## Kutipan
-*-

3.      Reformasi Tanpa Bentuk
Amorphous yang berarti tidak mempunyai bentuk yang tetap, bahkan tidak terorganisasi merupakan salah satu karakteristik reformasi dewasa ini. Sebuah bentuk yang tetap tentunya bertitik tolak dari sebuah perencanaan yang jelas, ada visi dari sebuah perjalanan yang direncanakan. Namun sejak awal reformasi bergulir di Indonesia, kita belum melihat perencanaan yang matang dalam kehidupan bernegara dan berbangsa. Sandiwara politik yang muncul di panggung kekuasaan mempertontonkan perebutan kursi kekuasaan dengan berbagai cara, mulai dari politik dagang sapi sampai ke bentuk yang paling vulgar yaitu menjatuhkan lawan politik dengan cara-cara yang tidak elegan. Kasus perseteruan Susno Duaji dengan KPK, yang semula menempatkan Susno sebagai pecundang (kasus cicak versus buaya), dalam tempo singkat berubah menempatkan Susno sebagai pahlawan ketika ia membuka kasus penyuapan pajak di tubuh Polri. Kesemuanya itu merupakan indikasi adanya ketidakberesan penanganan hukum, sekaligus menciptakan imej bahwa politik masih mendominasi hukum. Dalam salah satu dialog  di stasiun televisi beberapa waktu yang lalu, seorang pengamat politik, Yudi Latif, melontarkan ucapan “adanya kriminalisasi politik dan politisasi kriminal”. Kriminalisasi politik dimaksudkan bidang politik menjadi sarana untuk melakukan berbagai perilaku kriminal seperti; kasus penyuapan terhadap anggota DPR. Sedangkan politisasi kriminal lebih menempatkan persoalan-persoalan kriminal (seperti: kasus Anggodo) dimuati unsur-unsur politik, sehingga persoalan yang seharusnya terletak di ranah hukum bergeser ke ranah politik.

-*-

## Tugas yang diberikan
Kembalikan kutipan tentang reformasi tanpa bentuk di atas secara utuh, sama persis huruf demi huruf.

(Catatan anotasi tata letak)
-*-

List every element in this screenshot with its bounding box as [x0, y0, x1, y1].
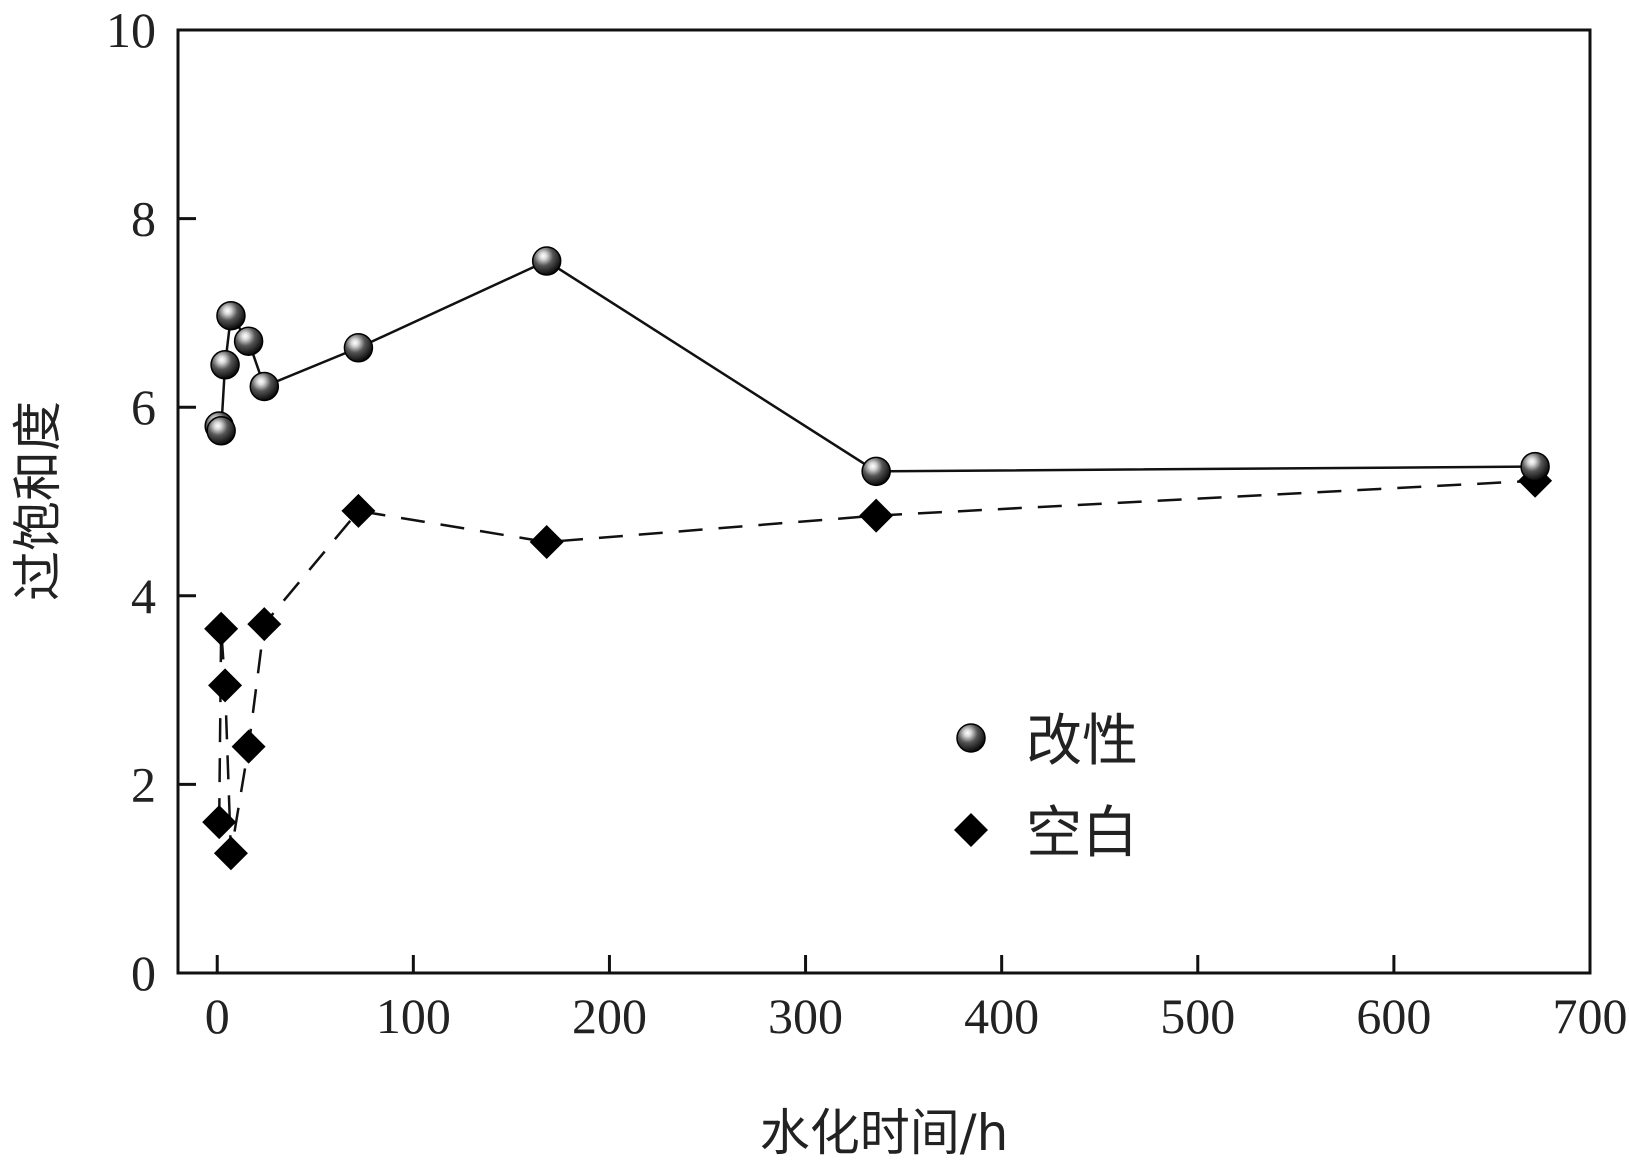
series-line-blank: [217, 479, 1536, 854]
point-modified: [233, 326, 264, 356]
point-modified: [216, 300, 246, 331]
point-blank: [213, 836, 248, 871]
x-axis: 0 100 200 300 400 500 600 700: [205, 955, 1628, 1044]
x-tick-label: 200: [572, 988, 647, 1044]
point-modified: [1520, 451, 1550, 482]
legend-label-modified: 改性: [1026, 709, 1138, 774]
point-blank: [247, 607, 282, 642]
x-tick-label: 400: [964, 988, 1039, 1044]
y-axis-title: 过饱和度: [9, 401, 67, 601]
y-tick-label: 8: [131, 191, 156, 247]
point-modified: [249, 371, 280, 402]
point-blank: [341, 493, 376, 528]
point-blank: [204, 611, 239, 646]
plot-frame: [176, 28, 1592, 975]
point-modified: [210, 350, 240, 380]
point-blank: [529, 525, 564, 560]
x-tick-label: 100: [376, 988, 451, 1044]
x-tick-label: 600: [1356, 988, 1431, 1044]
y-tick-label: 6: [131, 379, 156, 435]
y-tick-label: 10: [106, 2, 156, 58]
point-modified: [861, 456, 891, 487]
x-tick-label: 700: [1553, 988, 1628, 1044]
y-tick-label: 0: [131, 945, 156, 1001]
x-tick-label: 300: [768, 988, 843, 1044]
series-line-modified: [218, 259, 1536, 473]
y-axis: 0 2 4 6 8 10: [106, 2, 196, 1001]
series-layer: [202, 246, 1553, 871]
y-tick-label: 4: [131, 568, 156, 624]
point-modified: [343, 333, 374, 363]
point-blank: [202, 805, 237, 840]
point-blank: [208, 668, 243, 703]
point-modified: [206, 416, 236, 446]
legend-marker-blank: [954, 813, 988, 847]
x-axis-title: 水化时间/h: [760, 1104, 1009, 1162]
legend: 改性 空白: [954, 709, 1138, 866]
legend-label-blank: 空白: [1026, 801, 1138, 866]
y-tick-label: 2: [131, 756, 156, 812]
x-tick-label: 0: [205, 988, 230, 1044]
x-tick-label: 500: [1160, 988, 1235, 1044]
point-blank: [231, 729, 266, 764]
legend-marker-modified: [956, 723, 986, 753]
point-modified: [531, 246, 562, 276]
point-blank: [859, 498, 894, 533]
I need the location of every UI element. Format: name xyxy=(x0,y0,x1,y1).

-*-

## Jawaban soal
3.      Reformasi Tanpa Bentuk
Amorphous yang berarti tidak mempunyai bentuk yang tetap, bahkan tidak terorganisasi merupakan salah satu karakteristik reformasi dewasa ini. Sebuah bentuk yang tetap tentunya bertitik tolak dari sebuah perencanaan yang jelas, ada visi dari sebuah perjalanan yang direncanakan. Namun sejak awal reformasi bergulir di Indonesia, kita belum melihat perencanaan yang matang dalam kehidupan bernegara dan berbangsa. Sandiwara politik yang muncul di panggung kekuasaan mempertontonkan perebutan kursi kekuasaan dengan berbagai cara, mulai dari politik dagang sapi sampai ke bentuk yang paling vulgar yaitu menjatuhkan lawan politik dengan cara-cara yang tidak elegan. Kasus perseteruan Susno Duaji dengan KPK, yang semula menempatkan Susno sebagai pecundang (kasus cicak versus buaya), dalam tempo singkat berubah menempatkan Susno sebagai pahlawan ketika ia membuka kasus penyuapan pajak di tubuh Polri. Kesemuanya itu merupakan indikasi adanya ketidakberesan penanganan hukum, sekaligus menciptakan imej bahwa politik masih mendominasi hukum. Dalam salah satu dialog  di stasiun televisi beberapa waktu yang lalu, seorang pengamat politik, Yudi Latif, melontarkan ucapan “adanya kriminalisasi politik dan politisasi kriminal”. Kriminalisasi politik dimaksudkan bidang politik menjadi sarana untuk melakukan berbagai perilaku kriminal seperti; kasus penyuapan terhadap anggota DPR. Sedangkan politisasi kriminal lebih menempatkan persoalan-persoalan kriminal (seperti: kasus Anggodo) dimuati unsur-unsur politik, sehingga persoalan yang seharusnya terletak di ranah hukum bergeser ke ranah politik.